**EXERCISE PROMPT**:
Skip all pictures, then print the remaining material exactly.

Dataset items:
::::

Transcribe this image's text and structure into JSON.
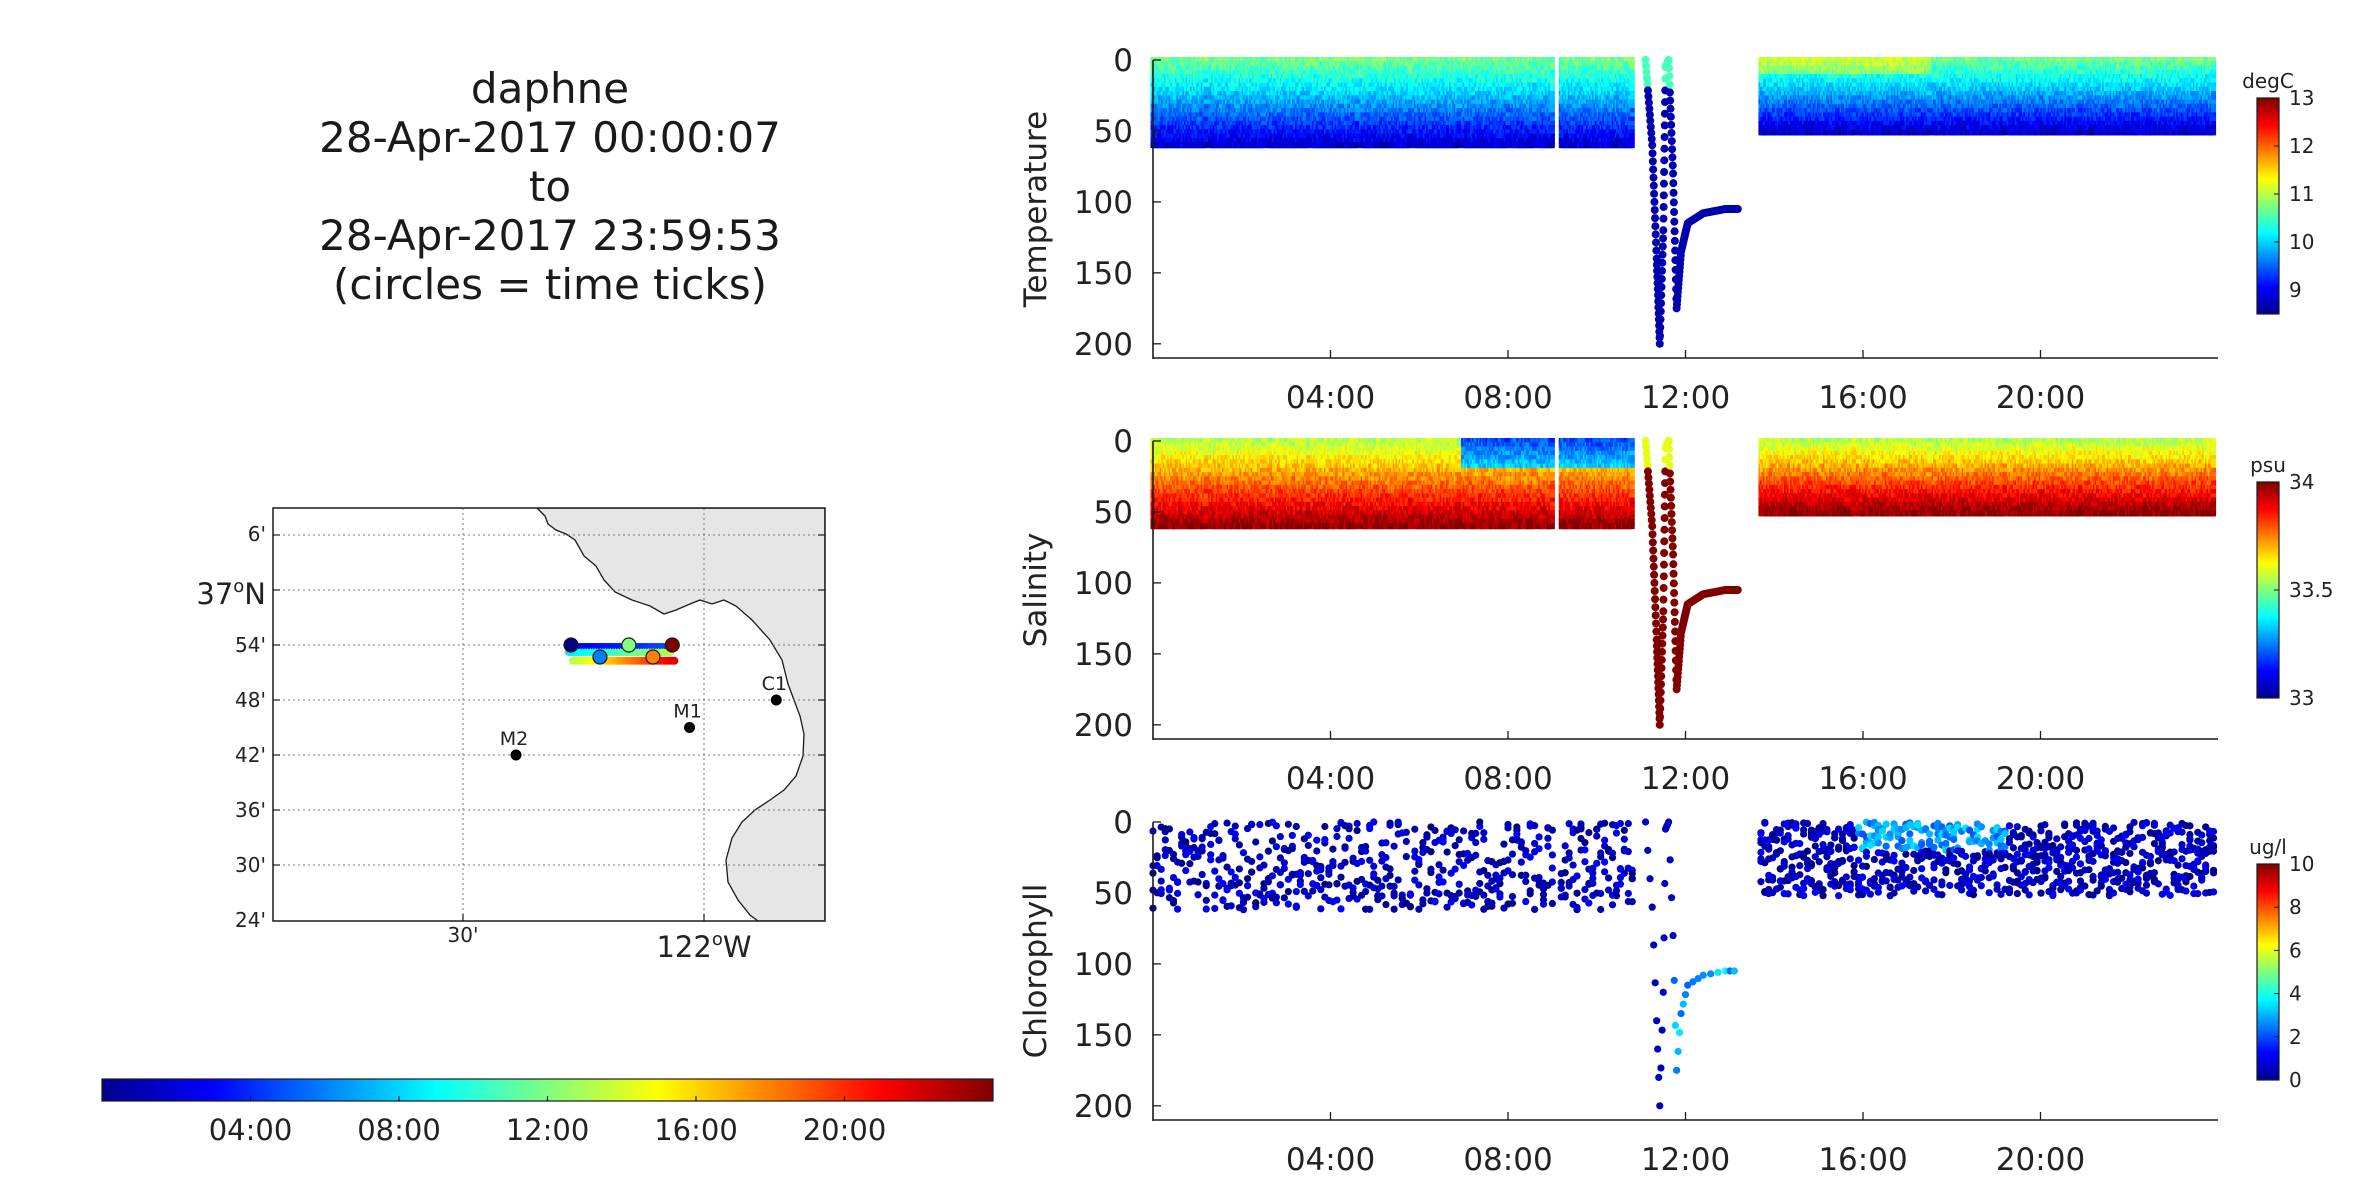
{
  "header": {
    "line1": "daphne",
    "line2": "28-Apr-2017 00:00:07",
    "line3": "to",
    "line4": "28-Apr-2017 23:59:53",
    "line5": "(circles = time ticks)"
  },
  "map": {
    "lat_ticks": [
      "6'",
      "37°N",
      "54'",
      "48'",
      "42'",
      "36'",
      "30'",
      "24'"
    ],
    "lon_ticks": [
      "30'",
      "122°W"
    ],
    "stations": [
      {
        "name": "M2",
        "lon": -122.39,
        "lat": 36.7
      },
      {
        "name": "M1",
        "lon": -122.03,
        "lat": 36.75
      },
      {
        "name": "C1",
        "lon": -121.85,
        "lat": 36.8
      }
    ],
    "track": {
      "lon_start": -122.28,
      "lon_end": -122.07,
      "lat_top": 36.9,
      "lat_bottom": 36.875
    },
    "land_color": "#e6e6e6"
  },
  "time_colorbar": {
    "tick_labels": [
      "04:00",
      "08:00",
      "12:00",
      "16:00",
      "20:00"
    ],
    "range_hours": [
      0,
      24
    ]
  },
  "chart_data": [
    {
      "type": "scatter",
      "ylabel": "Temperature",
      "units": "degC",
      "x_ticks": [
        "04:00",
        "08:00",
        "12:00",
        "16:00",
        "20:00"
      ],
      "y_ticks": [
        "0",
        "50",
        "100",
        "150",
        "200"
      ],
      "ylim": [
        0,
        210
      ],
      "y_reversed": true,
      "xlim_hours": [
        0,
        24
      ],
      "colorbar": {
        "min": 8.5,
        "max": 13,
        "ticks": [
          "13",
          "12",
          "11",
          "10",
          "9"
        ],
        "tick_values": [
          13,
          12,
          11,
          10,
          9
        ]
      },
      "surface_value": 10.6,
      "deep_value": 9.1,
      "dive_value": 8.8
    },
    {
      "type": "scatter",
      "ylabel": "Salinity",
      "units": "psu",
      "x_ticks": [
        "04:00",
        "08:00",
        "12:00",
        "16:00",
        "20:00"
      ],
      "y_ticks": [
        "0",
        "50",
        "100",
        "150",
        "200"
      ],
      "ylim": [
        0,
        210
      ],
      "y_reversed": true,
      "xlim_hours": [
        0,
        24
      ],
      "colorbar": {
        "min": 33,
        "max": 34,
        "ticks": [
          "34",
          "33.5",
          "33"
        ],
        "tick_values": [
          34,
          33.5,
          33
        ]
      },
      "surface_value": 33.72,
      "deep_value": 33.95,
      "dive_value": 34.0
    },
    {
      "type": "scatter",
      "ylabel": "Chlorophyll",
      "units": "ug/l",
      "x_ticks": [
        "04:00",
        "08:00",
        "12:00",
        "16:00",
        "20:00"
      ],
      "y_ticks": [
        "0",
        "50",
        "100",
        "150",
        "200"
      ],
      "ylim": [
        0,
        210
      ],
      "y_reversed": true,
      "xlim_hours": [
        0,
        24
      ],
      "colorbar": {
        "min": 0,
        "max": 10,
        "ticks": [
          "10",
          "8",
          "6",
          "4",
          "2",
          "0"
        ],
        "tick_values": [
          10,
          8,
          6,
          4,
          2,
          0
        ]
      },
      "surface_value": 0.8,
      "deep_value": 0.5,
      "dive_value": 1.0
    }
  ],
  "profile_segments_hours": [
    [
      0.0,
      1.2
    ],
    [
      1.3,
      2.5
    ],
    [
      2.6,
      3.5
    ],
    [
      3.6,
      4.6
    ],
    [
      4.7,
      5.8
    ],
    [
      5.9,
      6.9
    ],
    [
      7.0,
      8.0
    ],
    [
      8.1,
      8.6
    ],
    [
      8.7,
      9.0
    ],
    [
      9.2,
      10.8
    ]
  ],
  "profile_segments_after_hours": [
    [
      13.7,
      15.8
    ],
    [
      15.9,
      17.5
    ],
    [
      17.6,
      19.2
    ],
    [
      19.3,
      20.9
    ],
    [
      21.0,
      22.2
    ],
    [
      22.3,
      23.9
    ]
  ],
  "dive_track": [
    [
      11.1,
      0
    ],
    [
      11.25,
      60
    ],
    [
      11.35,
      140
    ],
    [
      11.42,
      200
    ],
    [
      11.5,
      120
    ],
    [
      11.55,
      5
    ],
    [
      11.62,
      0
    ],
    [
      11.72,
      80
    ],
    [
      11.8,
      175
    ],
    [
      11.9,
      135
    ],
    [
      12.05,
      115
    ],
    [
      12.4,
      108
    ],
    [
      12.9,
      105
    ],
    [
      13.2,
      105
    ]
  ]
}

::::

**TASK RESULT**:
Transcribe this image's text and structure into JSON.
{
  "header": {
    "line1": "daphne",
    "line2": "28-Apr-2017 00:00:07",
    "line3": "to",
    "line4": "28-Apr-2017 23:59:53",
    "line5": "(circles = time ticks)"
  },
  "map": {
    "lat_ticks": [
      "6'",
      "37°N",
      "54'",
      "48'",
      "42'",
      "36'",
      "30'",
      "24'"
    ],
    "lon_ticks": [
      "30'",
      "122°W"
    ],
    "stations": [
      {
        "name": "M2",
        "lon": -122.39,
        "lat": 36.7
      },
      {
        "name": "M1",
        "lon": -122.03,
        "lat": 36.75
      },
      {
        "name": "C1",
        "lon": -121.85,
        "lat": 36.8
      }
    ],
    "track": {
      "lon_start": -122.28,
      "lon_end": -122.07,
      "lat_top": 36.9,
      "lat_bottom": 36.875
    },
    "land_color": "#e6e6e6"
  },
  "time_colorbar": {
    "tick_labels": [
      "04:00",
      "08:00",
      "12:00",
      "16:00",
      "20:00"
    ],
    "range_hours": [
      0,
      24
    ]
  },
  "chart_data": [
    {
      "type": "scatter",
      "ylabel": "Temperature",
      "units": "degC",
      "x_ticks": [
        "04:00",
        "08:00",
        "12:00",
        "16:00",
        "20:00"
      ],
      "y_ticks": [
        "0",
        "50",
        "100",
        "150",
        "200"
      ],
      "ylim": [
        0,
        210
      ],
      "y_reversed": true,
      "xlim_hours": [
        0,
        24
      ],
      "colorbar": {
        "min": 8.5,
        "max": 13,
        "ticks": [
          "13",
          "12",
          "11",
          "10",
          "9"
        ],
        "tick_values": [
          13,
          12,
          11,
          10,
          9
        ]
      },
      "surface_value": 10.6,
      "deep_value": 9.1,
      "dive_value": 8.8
    },
    {
      "type": "scatter",
      "ylabel": "Salinity",
      "units": "psu",
      "x_ticks": [
        "04:00",
        "08:00",
        "12:00",
        "16:00",
        "20:00"
      ],
      "y_ticks": [
        "0",
        "50",
        "100",
        "150",
        "200"
      ],
      "ylim": [
        0,
        210
      ],
      "y_reversed": true,
      "xlim_hours": [
        0,
        24
      ],
      "colorbar": {
        "min": 33,
        "max": 34,
        "ticks": [
          "34",
          "33.5",
          "33"
        ],
        "tick_values": [
          34,
          33.5,
          33
        ]
      },
      "surface_value": 33.72,
      "deep_value": 33.95,
      "dive_value": 34.0
    },
    {
      "type": "scatter",
      "ylabel": "Chlorophyll",
      "units": "ug/l",
      "x_ticks": [
        "04:00",
        "08:00",
        "12:00",
        "16:00",
        "20:00"
      ],
      "y_ticks": [
        "0",
        "50",
        "100",
        "150",
        "200"
      ],
      "ylim": [
        0,
        210
      ],
      "y_reversed": true,
      "xlim_hours": [
        0,
        24
      ],
      "colorbar": {
        "min": 0,
        "max": 10,
        "ticks": [
          "10",
          "8",
          "6",
          "4",
          "2",
          "0"
        ],
        "tick_values": [
          10,
          8,
          6,
          4,
          2,
          0
        ]
      },
      "surface_value": 0.8,
      "deep_value": 0.5,
      "dive_value": 1.0
    }
  ],
  "profile_segments_hours": [
    [
      0.0,
      1.2
    ],
    [
      1.3,
      2.5
    ],
    [
      2.6,
      3.5
    ],
    [
      3.6,
      4.6
    ],
    [
      4.7,
      5.8
    ],
    [
      5.9,
      6.9
    ],
    [
      7.0,
      8.0
    ],
    [
      8.1,
      8.6
    ],
    [
      8.7,
      9.0
    ],
    [
      9.2,
      10.8
    ]
  ],
  "profile_segments_after_hours": [
    [
      13.7,
      15.8
    ],
    [
      15.9,
      17.5
    ],
    [
      17.6,
      19.2
    ],
    [
      19.3,
      20.9
    ],
    [
      21.0,
      22.2
    ],
    [
      22.3,
      23.9
    ]
  ],
  "dive_track": [
    [
      11.1,
      0
    ],
    [
      11.25,
      60
    ],
    [
      11.35,
      140
    ],
    [
      11.42,
      200
    ],
    [
      11.5,
      120
    ],
    [
      11.55,
      5
    ],
    [
      11.62,
      0
    ],
    [
      11.72,
      80
    ],
    [
      11.8,
      175
    ],
    [
      11.9,
      135
    ],
    [
      12.05,
      115
    ],
    [
      12.4,
      108
    ],
    [
      12.9,
      105
    ],
    [
      13.2,
      105
    ]
  ]
}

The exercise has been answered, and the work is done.